- _WORK TO BE COMPLETED_: Could you reproduce the rows between the lines holding "password-field[interactable] bbox=[779, 536, 1131, 588]" and "navigation-toolbar: localhost:3000/Login 110%", inclusive, substituting "taskbar-program" for every "taskbar-app" and leaving everything else untouched?

Collection entries

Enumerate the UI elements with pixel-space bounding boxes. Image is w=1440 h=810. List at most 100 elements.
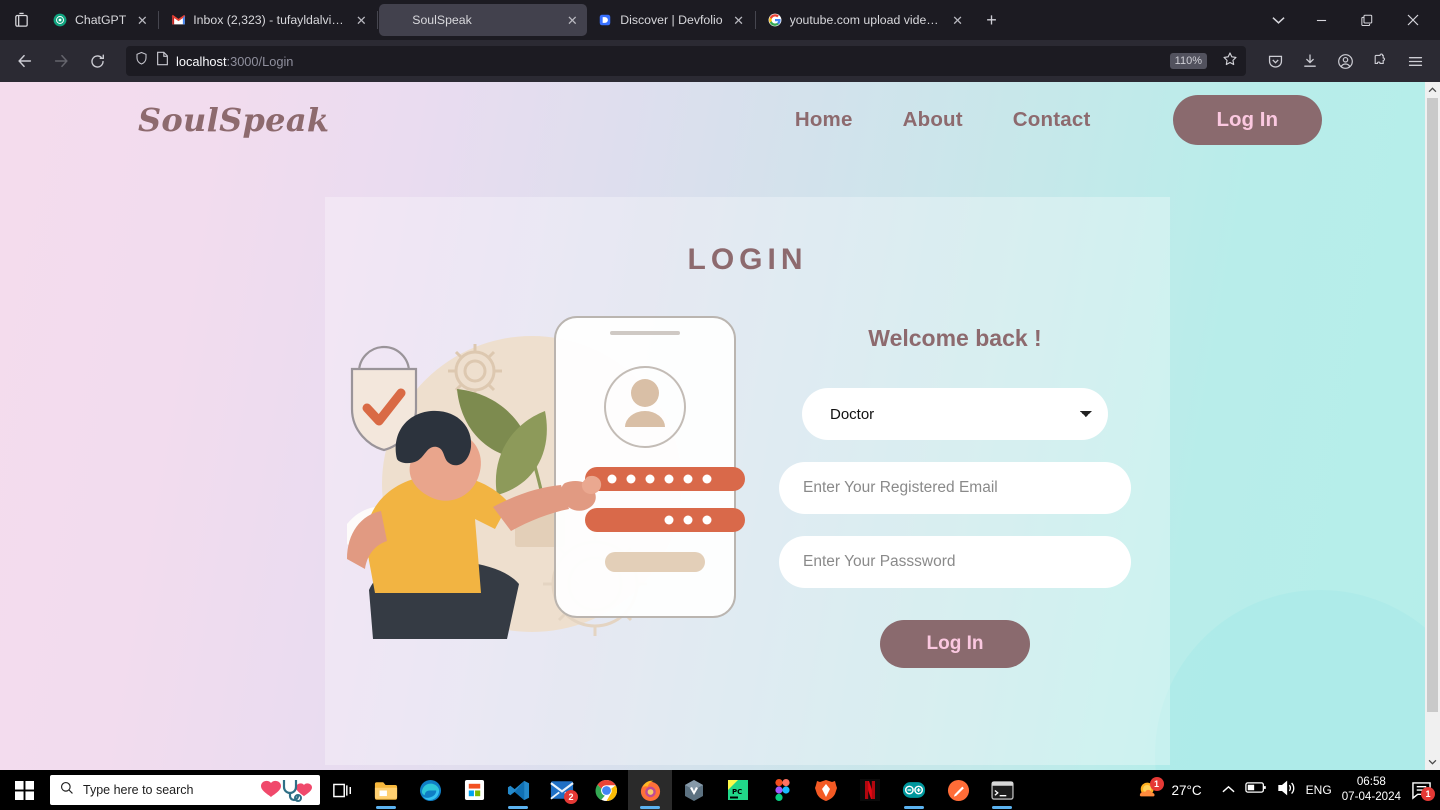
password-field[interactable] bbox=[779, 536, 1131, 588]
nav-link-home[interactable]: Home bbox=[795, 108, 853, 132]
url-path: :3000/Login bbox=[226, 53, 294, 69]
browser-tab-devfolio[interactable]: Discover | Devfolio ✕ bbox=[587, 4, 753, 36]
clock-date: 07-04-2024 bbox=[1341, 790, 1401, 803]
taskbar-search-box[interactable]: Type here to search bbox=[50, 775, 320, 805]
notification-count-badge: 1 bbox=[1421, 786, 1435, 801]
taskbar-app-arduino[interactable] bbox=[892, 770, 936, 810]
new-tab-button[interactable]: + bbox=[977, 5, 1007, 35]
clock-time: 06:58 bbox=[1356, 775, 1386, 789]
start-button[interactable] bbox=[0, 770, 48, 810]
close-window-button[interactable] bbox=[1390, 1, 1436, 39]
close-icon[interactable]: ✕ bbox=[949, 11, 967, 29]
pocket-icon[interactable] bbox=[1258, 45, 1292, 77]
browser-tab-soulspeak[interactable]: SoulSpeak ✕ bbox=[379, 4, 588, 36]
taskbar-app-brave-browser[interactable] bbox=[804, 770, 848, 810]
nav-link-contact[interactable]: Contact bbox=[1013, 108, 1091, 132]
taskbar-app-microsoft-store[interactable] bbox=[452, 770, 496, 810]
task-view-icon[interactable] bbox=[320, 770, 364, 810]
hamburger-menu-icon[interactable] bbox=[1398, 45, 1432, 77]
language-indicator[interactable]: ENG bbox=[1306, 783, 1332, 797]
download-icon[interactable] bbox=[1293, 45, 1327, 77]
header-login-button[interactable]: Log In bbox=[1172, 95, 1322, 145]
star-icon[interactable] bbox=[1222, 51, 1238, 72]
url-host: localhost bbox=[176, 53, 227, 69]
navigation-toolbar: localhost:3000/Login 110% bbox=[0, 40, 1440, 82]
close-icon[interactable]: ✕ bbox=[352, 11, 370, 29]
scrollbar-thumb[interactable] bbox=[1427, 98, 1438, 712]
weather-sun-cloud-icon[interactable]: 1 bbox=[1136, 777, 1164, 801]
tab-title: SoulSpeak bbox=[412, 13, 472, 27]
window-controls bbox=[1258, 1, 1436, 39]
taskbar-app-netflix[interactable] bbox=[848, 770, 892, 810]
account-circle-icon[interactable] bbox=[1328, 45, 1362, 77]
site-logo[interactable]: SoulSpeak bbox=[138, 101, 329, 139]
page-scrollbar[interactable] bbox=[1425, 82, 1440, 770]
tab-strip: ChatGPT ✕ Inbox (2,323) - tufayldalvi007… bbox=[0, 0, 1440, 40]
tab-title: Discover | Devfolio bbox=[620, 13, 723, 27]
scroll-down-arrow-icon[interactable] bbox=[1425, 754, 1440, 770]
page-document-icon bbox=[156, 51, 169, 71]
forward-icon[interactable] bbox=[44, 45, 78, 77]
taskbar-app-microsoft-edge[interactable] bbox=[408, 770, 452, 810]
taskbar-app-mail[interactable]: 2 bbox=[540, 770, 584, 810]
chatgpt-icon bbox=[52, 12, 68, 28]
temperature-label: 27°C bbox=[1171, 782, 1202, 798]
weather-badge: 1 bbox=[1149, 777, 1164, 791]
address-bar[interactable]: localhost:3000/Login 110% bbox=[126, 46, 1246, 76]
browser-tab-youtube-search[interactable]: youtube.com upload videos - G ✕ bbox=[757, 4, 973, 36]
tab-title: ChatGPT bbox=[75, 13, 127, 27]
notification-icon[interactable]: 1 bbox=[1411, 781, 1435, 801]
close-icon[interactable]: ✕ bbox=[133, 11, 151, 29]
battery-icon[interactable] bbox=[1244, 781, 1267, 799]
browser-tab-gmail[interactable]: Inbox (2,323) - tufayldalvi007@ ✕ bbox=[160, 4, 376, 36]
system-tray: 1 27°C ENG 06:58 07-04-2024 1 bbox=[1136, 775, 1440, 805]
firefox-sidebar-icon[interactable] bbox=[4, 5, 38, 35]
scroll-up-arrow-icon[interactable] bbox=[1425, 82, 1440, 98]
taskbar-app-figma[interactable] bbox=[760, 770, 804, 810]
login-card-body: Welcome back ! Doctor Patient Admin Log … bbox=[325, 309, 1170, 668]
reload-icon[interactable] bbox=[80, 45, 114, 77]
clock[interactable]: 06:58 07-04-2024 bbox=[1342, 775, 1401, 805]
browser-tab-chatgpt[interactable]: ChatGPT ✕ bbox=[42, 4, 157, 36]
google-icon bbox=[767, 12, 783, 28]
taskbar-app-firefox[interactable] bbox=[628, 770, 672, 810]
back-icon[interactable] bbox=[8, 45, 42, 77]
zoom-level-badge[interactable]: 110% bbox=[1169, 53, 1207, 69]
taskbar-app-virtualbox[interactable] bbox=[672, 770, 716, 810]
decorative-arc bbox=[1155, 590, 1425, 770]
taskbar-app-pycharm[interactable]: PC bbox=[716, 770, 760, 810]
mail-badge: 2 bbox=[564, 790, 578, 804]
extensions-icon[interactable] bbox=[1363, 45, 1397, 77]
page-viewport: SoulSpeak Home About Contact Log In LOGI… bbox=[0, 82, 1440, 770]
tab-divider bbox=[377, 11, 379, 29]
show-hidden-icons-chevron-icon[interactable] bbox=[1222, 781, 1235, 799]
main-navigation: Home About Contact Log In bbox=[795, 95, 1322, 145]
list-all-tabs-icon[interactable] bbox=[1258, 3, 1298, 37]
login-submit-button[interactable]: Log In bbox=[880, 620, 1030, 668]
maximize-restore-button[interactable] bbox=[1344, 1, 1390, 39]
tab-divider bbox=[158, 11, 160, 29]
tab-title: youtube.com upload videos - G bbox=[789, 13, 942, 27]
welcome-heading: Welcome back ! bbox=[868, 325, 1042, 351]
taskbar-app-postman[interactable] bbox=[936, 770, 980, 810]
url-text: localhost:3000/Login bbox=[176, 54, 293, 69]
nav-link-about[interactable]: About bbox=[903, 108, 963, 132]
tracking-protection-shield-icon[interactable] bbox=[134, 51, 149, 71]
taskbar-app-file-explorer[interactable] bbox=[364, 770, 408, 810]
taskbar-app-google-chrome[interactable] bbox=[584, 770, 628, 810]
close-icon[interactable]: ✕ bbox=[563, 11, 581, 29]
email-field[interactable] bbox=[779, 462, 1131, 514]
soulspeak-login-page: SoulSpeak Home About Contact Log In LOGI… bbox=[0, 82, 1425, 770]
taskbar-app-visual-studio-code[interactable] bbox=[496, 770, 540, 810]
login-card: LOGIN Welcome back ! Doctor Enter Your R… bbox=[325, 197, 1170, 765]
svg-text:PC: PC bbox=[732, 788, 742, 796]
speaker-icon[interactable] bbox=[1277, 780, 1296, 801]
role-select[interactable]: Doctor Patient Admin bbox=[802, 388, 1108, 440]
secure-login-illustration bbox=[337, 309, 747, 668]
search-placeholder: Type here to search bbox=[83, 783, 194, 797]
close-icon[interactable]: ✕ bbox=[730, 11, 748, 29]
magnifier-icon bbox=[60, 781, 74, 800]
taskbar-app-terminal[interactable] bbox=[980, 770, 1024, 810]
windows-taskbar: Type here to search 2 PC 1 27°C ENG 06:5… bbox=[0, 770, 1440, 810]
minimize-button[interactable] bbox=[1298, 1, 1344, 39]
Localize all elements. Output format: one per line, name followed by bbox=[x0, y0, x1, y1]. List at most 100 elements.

- _ANSWER TO THE PROBLEM_:
password-field[interactable] bbox=[779, 536, 1131, 588]
nav-link-home[interactable]: Home bbox=[795, 108, 853, 132]
url-path: :3000/Login bbox=[226, 53, 294, 69]
browser-tab-devfolio[interactable]: Discover | Devfolio ✕ bbox=[587, 4, 753, 36]
clock-date: 07-04-2024 bbox=[1341, 790, 1401, 803]
taskbar-search-box[interactable]: Type here to search bbox=[50, 775, 320, 805]
notification-count-badge: 1 bbox=[1421, 786, 1435, 801]
taskbar-program-arduino[interactable] bbox=[892, 770, 936, 810]
new-tab-button[interactable]: + bbox=[977, 5, 1007, 35]
clock-time: 06:58 bbox=[1356, 775, 1386, 789]
start-button[interactable] bbox=[0, 770, 48, 810]
close-window-button[interactable] bbox=[1390, 1, 1436, 39]
close-icon[interactable]: ✕ bbox=[949, 11, 967, 29]
pocket-icon[interactable] bbox=[1258, 45, 1292, 77]
browser-tab-soulspeak[interactable]: SoulSpeak ✕ bbox=[379, 4, 588, 36]
taskbar-program-brave-browser[interactable] bbox=[804, 770, 848, 810]
nav-link-contact[interactable]: Contact bbox=[1013, 108, 1091, 132]
taskbar-program-microsoft-store[interactable] bbox=[452, 770, 496, 810]
task-view-icon[interactable] bbox=[320, 770, 364, 810]
hamburger-menu-icon[interactable] bbox=[1398, 45, 1432, 77]
language-indicator[interactable]: ENG bbox=[1306, 783, 1332, 797]
download-icon[interactable] bbox=[1293, 45, 1327, 77]
header-login-button[interactable]: Log In bbox=[1172, 95, 1322, 145]
star-icon[interactable] bbox=[1222, 51, 1238, 72]
url-host: localhost bbox=[176, 53, 227, 69]
navigation-toolbar: localhost:3000/Login 110% bbox=[0, 40, 1440, 82]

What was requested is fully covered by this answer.